> **Written request**
Copy the rows below word for word, starting at the row that contains "tv-unit (527, 131, 551, 253)" and ending at the row that contains "fridge-label: F (605, 531, 610, 540)". Include both of those rows.

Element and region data
------------------------

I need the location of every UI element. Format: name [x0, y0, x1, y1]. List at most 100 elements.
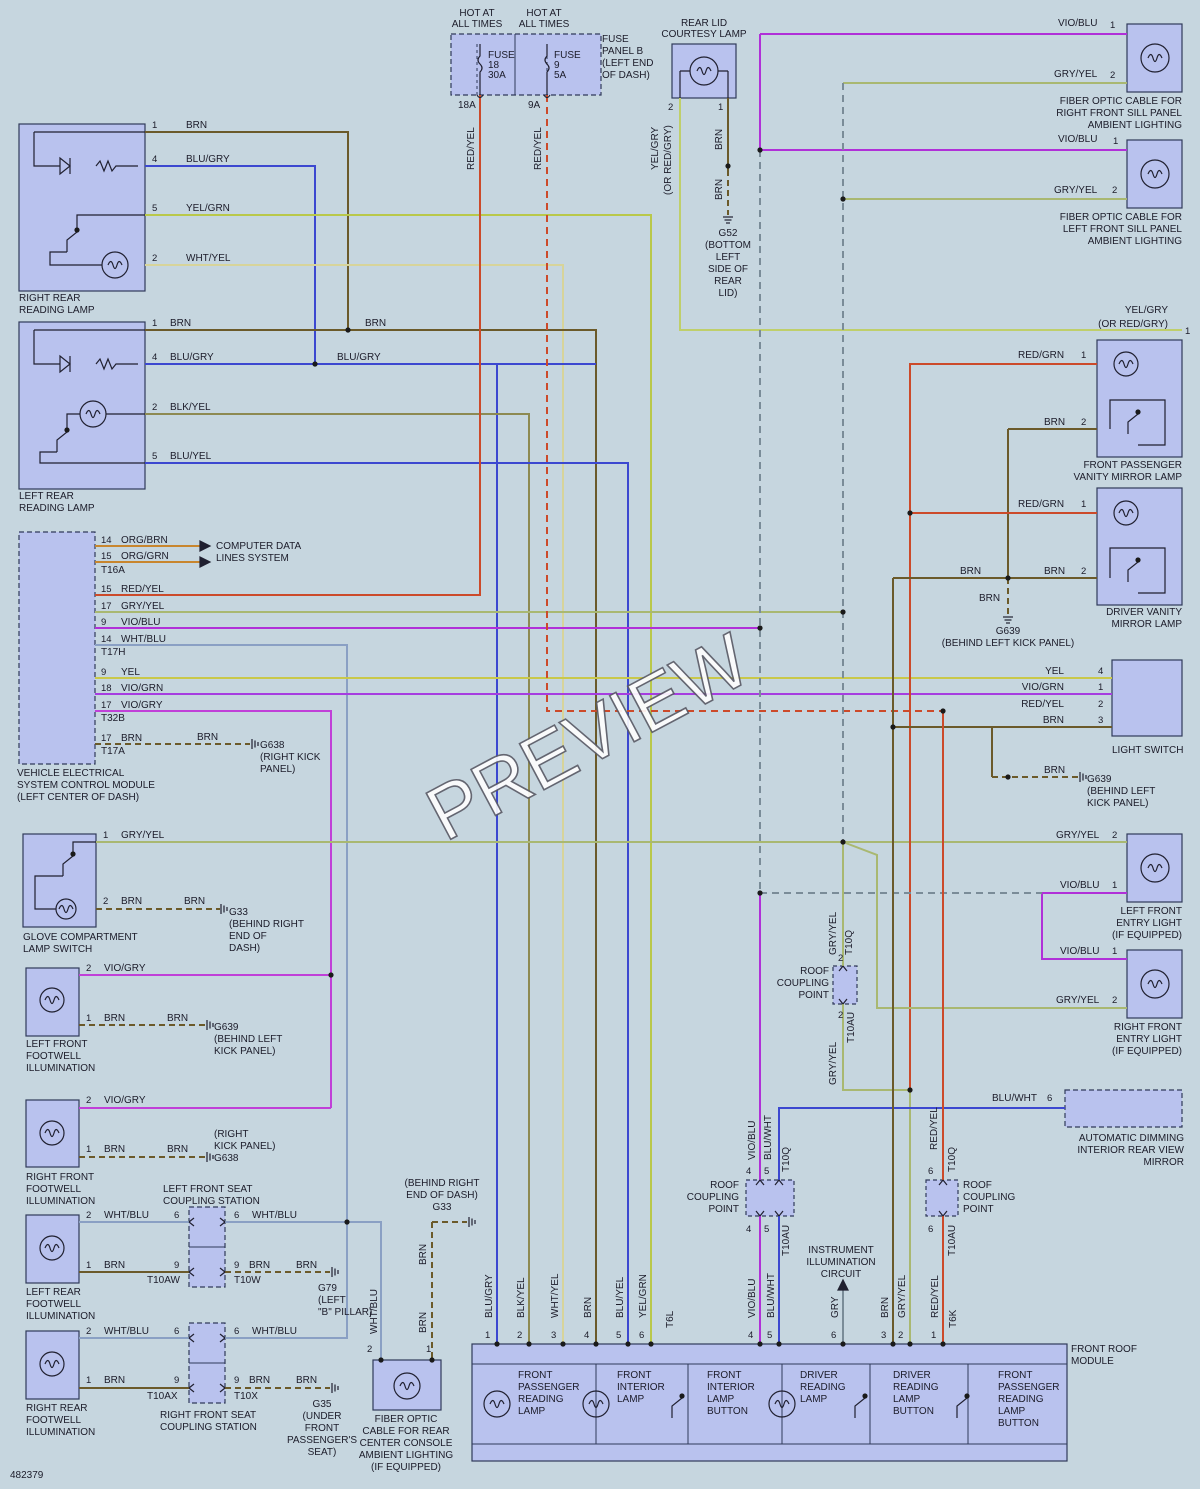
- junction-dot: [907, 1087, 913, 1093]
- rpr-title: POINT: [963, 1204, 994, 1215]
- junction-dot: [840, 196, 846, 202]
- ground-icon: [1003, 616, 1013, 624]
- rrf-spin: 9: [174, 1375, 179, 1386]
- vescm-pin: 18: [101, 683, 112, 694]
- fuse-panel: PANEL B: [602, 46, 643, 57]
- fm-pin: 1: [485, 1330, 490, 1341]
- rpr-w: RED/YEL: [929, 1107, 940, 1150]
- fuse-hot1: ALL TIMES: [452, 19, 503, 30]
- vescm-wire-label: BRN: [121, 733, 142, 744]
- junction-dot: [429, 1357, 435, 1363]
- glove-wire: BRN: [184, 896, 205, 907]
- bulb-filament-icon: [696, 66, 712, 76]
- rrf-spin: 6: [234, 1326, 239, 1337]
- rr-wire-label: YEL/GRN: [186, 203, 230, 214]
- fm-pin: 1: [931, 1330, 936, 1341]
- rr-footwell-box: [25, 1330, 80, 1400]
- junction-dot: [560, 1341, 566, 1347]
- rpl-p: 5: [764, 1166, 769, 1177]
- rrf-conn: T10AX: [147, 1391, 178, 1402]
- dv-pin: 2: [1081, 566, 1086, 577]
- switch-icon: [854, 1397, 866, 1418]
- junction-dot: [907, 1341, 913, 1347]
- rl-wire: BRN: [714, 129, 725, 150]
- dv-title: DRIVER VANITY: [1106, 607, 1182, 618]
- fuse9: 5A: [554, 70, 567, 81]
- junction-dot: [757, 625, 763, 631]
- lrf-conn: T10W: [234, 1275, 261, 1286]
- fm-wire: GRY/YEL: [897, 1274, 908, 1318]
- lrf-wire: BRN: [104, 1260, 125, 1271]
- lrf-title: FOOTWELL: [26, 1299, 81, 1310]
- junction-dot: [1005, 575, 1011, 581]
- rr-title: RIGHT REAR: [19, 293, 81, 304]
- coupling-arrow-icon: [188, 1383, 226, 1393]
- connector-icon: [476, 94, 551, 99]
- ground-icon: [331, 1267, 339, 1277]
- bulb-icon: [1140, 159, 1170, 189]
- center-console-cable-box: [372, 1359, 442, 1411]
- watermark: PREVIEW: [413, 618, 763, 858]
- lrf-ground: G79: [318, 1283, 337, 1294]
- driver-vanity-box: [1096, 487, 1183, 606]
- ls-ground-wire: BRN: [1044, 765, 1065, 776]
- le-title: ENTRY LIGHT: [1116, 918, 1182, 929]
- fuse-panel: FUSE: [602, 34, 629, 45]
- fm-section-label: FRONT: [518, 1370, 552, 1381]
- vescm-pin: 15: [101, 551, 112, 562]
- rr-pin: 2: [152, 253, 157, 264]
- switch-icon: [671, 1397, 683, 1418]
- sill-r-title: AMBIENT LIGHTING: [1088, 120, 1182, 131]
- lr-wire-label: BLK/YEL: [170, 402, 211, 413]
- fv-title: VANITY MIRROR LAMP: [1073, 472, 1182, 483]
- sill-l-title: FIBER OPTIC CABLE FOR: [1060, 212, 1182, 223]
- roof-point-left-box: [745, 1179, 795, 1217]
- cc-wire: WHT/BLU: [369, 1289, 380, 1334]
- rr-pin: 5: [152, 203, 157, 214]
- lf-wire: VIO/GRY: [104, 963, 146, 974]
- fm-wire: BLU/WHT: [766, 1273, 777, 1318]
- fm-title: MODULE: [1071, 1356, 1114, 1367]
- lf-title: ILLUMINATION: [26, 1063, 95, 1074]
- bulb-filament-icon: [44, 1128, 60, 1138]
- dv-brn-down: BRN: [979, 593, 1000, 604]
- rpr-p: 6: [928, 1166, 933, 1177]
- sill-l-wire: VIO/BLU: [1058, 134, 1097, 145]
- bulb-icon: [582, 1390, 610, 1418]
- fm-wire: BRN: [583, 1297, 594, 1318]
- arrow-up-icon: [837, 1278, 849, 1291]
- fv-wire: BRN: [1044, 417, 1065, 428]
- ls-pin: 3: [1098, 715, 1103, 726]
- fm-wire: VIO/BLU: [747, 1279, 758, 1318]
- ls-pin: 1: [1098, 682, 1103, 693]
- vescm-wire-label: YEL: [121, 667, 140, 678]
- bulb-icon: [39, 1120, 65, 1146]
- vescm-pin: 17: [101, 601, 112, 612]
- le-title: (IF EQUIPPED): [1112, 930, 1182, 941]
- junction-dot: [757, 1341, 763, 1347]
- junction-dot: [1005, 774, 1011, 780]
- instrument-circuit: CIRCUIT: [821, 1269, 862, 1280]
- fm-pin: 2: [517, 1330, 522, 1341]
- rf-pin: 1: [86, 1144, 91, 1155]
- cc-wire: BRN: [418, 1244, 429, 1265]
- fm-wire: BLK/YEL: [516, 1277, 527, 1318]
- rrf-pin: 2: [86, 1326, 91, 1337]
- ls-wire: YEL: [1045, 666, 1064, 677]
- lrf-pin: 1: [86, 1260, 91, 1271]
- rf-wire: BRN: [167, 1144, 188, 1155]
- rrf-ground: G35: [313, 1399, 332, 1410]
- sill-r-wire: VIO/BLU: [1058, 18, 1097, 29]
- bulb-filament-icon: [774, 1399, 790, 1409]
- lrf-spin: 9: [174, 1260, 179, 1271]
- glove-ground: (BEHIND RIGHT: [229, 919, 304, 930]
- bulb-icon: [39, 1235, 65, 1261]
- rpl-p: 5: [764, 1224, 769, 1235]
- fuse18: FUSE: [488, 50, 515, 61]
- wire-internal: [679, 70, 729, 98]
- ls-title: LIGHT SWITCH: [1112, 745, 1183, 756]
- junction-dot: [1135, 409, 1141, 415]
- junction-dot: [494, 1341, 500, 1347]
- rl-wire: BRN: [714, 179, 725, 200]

------------------------

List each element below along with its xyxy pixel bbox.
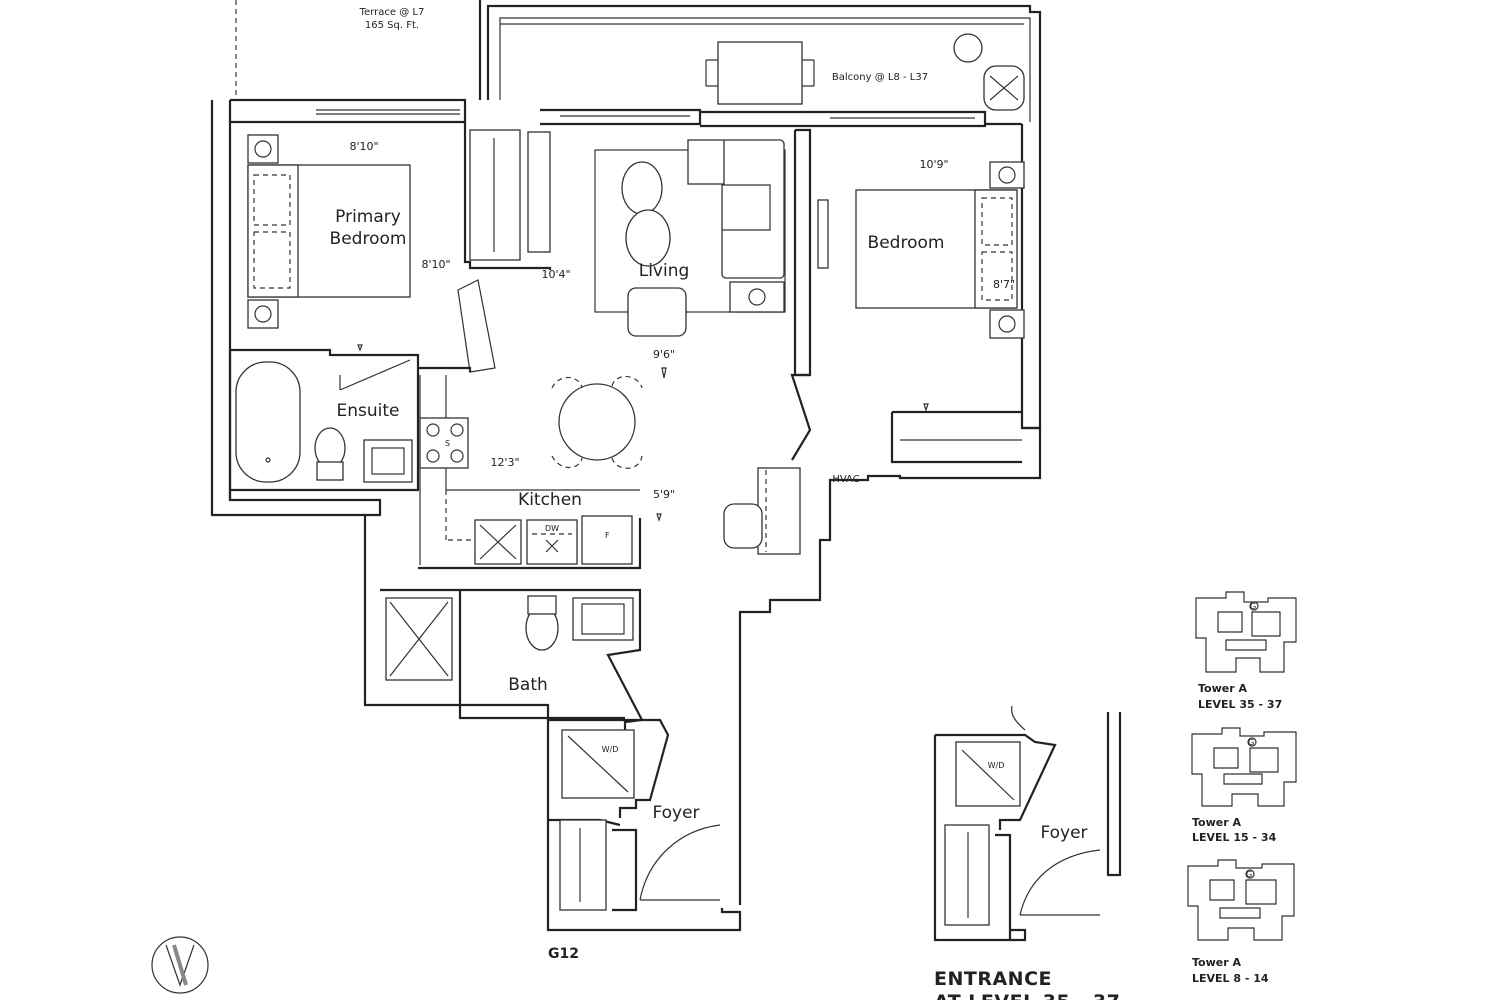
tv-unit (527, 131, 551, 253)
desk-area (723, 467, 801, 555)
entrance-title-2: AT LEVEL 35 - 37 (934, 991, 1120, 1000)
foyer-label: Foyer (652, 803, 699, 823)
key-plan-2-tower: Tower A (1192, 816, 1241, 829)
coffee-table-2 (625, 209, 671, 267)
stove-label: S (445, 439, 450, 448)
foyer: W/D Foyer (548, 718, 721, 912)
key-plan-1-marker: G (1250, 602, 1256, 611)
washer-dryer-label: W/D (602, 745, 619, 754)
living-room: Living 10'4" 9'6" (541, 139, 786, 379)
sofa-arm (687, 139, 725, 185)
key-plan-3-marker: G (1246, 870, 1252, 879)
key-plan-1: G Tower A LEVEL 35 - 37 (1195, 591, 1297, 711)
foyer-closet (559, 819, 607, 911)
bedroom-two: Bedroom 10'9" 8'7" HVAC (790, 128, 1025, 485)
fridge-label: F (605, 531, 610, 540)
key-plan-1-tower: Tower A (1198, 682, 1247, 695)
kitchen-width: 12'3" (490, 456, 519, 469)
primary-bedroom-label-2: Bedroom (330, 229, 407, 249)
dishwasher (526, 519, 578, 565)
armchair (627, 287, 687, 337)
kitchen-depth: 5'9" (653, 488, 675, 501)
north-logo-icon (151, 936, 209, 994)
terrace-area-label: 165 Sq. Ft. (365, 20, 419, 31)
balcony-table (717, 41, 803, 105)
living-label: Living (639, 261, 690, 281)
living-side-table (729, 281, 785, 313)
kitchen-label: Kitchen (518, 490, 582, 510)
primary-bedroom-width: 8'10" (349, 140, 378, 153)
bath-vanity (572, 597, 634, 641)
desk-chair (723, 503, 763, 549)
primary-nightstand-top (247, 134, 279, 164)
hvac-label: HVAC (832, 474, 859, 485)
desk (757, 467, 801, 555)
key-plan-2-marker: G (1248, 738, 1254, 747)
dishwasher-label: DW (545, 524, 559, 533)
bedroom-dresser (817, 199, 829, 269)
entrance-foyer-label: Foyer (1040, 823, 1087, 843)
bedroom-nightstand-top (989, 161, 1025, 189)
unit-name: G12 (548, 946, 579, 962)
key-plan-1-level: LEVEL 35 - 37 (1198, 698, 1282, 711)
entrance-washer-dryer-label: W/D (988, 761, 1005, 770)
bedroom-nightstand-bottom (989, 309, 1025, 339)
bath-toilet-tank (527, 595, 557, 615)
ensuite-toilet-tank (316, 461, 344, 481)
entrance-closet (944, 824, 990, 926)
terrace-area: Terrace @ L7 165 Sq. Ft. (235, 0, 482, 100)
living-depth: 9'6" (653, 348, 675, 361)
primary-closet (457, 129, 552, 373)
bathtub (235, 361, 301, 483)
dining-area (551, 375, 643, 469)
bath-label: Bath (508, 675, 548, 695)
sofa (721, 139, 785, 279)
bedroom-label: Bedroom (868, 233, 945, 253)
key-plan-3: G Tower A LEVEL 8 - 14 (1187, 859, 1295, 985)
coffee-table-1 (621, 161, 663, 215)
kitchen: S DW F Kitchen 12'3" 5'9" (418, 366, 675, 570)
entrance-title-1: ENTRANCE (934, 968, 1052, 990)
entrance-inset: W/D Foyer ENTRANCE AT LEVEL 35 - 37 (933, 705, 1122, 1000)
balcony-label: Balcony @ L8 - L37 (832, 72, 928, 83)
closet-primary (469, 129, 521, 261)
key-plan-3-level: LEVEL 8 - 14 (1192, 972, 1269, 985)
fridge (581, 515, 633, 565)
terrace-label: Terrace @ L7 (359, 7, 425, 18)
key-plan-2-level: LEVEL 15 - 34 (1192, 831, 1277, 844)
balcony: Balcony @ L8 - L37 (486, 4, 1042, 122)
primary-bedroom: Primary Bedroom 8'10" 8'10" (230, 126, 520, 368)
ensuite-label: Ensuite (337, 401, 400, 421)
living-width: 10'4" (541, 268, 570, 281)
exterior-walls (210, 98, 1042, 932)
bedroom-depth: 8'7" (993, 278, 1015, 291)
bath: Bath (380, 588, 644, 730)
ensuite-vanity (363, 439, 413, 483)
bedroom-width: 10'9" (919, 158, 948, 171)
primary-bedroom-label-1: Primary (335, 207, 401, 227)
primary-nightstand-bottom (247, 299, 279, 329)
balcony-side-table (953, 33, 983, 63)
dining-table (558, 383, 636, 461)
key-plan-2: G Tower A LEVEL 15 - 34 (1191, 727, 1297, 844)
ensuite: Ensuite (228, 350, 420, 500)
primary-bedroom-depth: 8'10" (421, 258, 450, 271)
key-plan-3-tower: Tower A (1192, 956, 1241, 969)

------------------------

> **Answer to this problem**
tv-unit (527, 131, 551, 253)
desk-area (723, 467, 801, 555)
entrance-title-2: AT LEVEL 35 - 37 (934, 991, 1120, 1000)
foyer-label: Foyer (652, 803, 699, 823)
key-plan-2-tower: Tower A (1192, 816, 1241, 829)
coffee-table-2 (625, 209, 671, 267)
stove-label: S (445, 439, 450, 448)
foyer: W/D Foyer (548, 718, 721, 912)
key-plan-1-marker: G (1250, 602, 1256, 611)
washer-dryer-label: W/D (602, 745, 619, 754)
living-room: Living 10'4" 9'6" (541, 139, 786, 379)
sofa-arm (687, 139, 725, 185)
key-plan-3-marker: G (1246, 870, 1252, 879)
key-plan-1: G Tower A LEVEL 35 - 37 (1195, 591, 1297, 711)
foyer-closet (559, 819, 607, 911)
bedroom-two: Bedroom 10'9" 8'7" HVAC (790, 128, 1025, 485)
fridge-label: F (605, 531, 610, 540)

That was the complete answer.